All of the records below should be output exactly.

##### RECORDS SUPPLIED

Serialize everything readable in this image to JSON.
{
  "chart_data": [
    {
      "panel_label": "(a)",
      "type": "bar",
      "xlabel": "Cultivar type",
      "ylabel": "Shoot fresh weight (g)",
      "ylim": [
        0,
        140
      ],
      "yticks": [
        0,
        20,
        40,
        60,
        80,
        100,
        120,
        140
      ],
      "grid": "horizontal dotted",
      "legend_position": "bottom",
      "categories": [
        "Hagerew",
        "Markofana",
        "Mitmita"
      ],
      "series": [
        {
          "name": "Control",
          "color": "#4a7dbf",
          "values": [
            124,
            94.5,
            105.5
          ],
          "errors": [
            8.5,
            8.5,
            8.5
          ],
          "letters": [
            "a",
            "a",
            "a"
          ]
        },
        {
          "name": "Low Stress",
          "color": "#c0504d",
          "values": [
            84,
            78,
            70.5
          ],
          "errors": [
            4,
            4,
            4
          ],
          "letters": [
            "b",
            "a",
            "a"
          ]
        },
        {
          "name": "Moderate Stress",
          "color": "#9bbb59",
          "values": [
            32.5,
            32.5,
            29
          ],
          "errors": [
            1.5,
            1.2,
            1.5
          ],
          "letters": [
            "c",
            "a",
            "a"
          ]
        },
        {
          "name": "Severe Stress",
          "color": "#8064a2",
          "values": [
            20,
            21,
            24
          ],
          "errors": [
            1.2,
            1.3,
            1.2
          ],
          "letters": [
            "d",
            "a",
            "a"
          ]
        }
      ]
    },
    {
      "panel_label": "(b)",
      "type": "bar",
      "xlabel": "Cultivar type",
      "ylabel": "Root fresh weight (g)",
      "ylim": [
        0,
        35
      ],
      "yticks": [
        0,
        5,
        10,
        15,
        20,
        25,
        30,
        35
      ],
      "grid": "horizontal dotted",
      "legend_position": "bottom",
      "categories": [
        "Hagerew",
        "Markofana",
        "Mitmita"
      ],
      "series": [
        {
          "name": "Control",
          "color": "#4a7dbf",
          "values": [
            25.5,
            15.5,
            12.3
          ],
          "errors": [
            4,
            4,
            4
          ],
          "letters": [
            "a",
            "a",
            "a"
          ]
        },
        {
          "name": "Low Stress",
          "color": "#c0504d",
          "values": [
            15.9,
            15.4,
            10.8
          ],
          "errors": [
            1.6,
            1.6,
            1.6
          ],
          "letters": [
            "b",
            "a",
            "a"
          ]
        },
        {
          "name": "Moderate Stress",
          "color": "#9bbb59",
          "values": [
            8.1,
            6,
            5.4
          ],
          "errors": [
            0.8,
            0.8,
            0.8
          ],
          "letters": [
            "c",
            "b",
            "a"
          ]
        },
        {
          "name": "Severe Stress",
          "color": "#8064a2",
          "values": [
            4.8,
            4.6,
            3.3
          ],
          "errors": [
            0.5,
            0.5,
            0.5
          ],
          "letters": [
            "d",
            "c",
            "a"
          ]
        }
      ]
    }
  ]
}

##########

FULL ANSWER:
Serialize everything readable in this image to JSON.
{
  "chart_data": [
    {
      "panel_label": "(a)",
      "type": "bar",
      "xlabel": "Cultivar type",
      "ylabel": "Shoot fresh weight (g)",
      "ylim": [
        0,
        140
      ],
      "yticks": [
        0,
        20,
        40,
        60,
        80,
        100,
        120,
        140
      ],
      "grid": "horizontal dotted",
      "legend_position": "bottom",
      "categories": [
        "Hagerew",
        "Markofana",
        "Mitmita"
      ],
      "series": [
        {
          "name": "Control",
          "color": "#4a7dbf",
          "values": [
            124,
            94.5,
            105.5
          ],
          "errors": [
            8.5,
            8.5,
            8.5
          ],
          "letters": [
            "a",
            "a",
            "a"
          ]
        },
        {
          "name": "Low Stress",
          "color": "#c0504d",
          "values": [
            84,
            78,
            70.5
          ],
          "errors": [
            4,
            4,
            4
          ],
          "letters": [
            "b",
            "a",
            "a"
          ]
        },
        {
          "name": "Moderate Stress",
          "color": "#9bbb59",
          "values": [
            32.5,
            32.5,
            29
          ],
          "errors": [
            1.5,
            1.2,
            1.5
          ],
          "letters": [
            "c",
            "a",
            "a"
          ]
        },
        {
          "name": "Severe Stress",
          "color": "#8064a2",
          "values": [
            20,
            21,
            24
          ],
          "errors": [
            1.2,
            1.3,
            1.2
          ],
          "letters": [
            "d",
            "a",
            "a"
          ]
        }
      ]
    },
    {
      "panel_label": "(b)",
      "type": "bar",
      "xlabel": "Cultivar type",
      "ylabel": "Root fresh weight (g)",
      "ylim": [
        0,
        35
      ],
      "yticks": [
        0,
        5,
        10,
        15,
        20,
        25,
        30,
        35
      ],
      "grid": "horizontal dotted",
      "legend_position": "bottom",
      "categories": [
        "Hagerew",
        "Markofana",
        "Mitmita"
      ],
      "series": [
        {
          "name": "Control",
          "color": "#4a7dbf",
          "values": [
            25.5,
            15.5,
            12.3
          ],
          "errors": [
            4,
            4,
            4
          ],
          "letters": [
            "a",
            "a",
            "a"
          ]
        },
        {
          "name": "Low Stress",
          "color": "#c0504d",
          "values": [
            15.9,
            15.4,
            10.8
          ],
          "errors": [
            1.6,
            1.6,
            1.6
          ],
          "letters": [
            "b",
            "a",
            "a"
          ]
        },
        {
          "name": "Moderate Stress",
          "color": "#9bbb59",
          "values": [
            8.1,
            6,
            5.4
          ],
          "errors": [
            0.8,
            0.8,
            0.8
          ],
          "letters": [
            "c",
            "b",
            "a"
          ]
        },
        {
          "name": "Severe Stress",
          "color": "#8064a2",
          "values": [
            4.8,
            4.6,
            3.3
          ],
          "errors": [
            0.5,
            0.5,
            0.5
          ],
          "letters": [
            "d",
            "c",
            "a"
          ]
        }
      ]
    }
  ]
}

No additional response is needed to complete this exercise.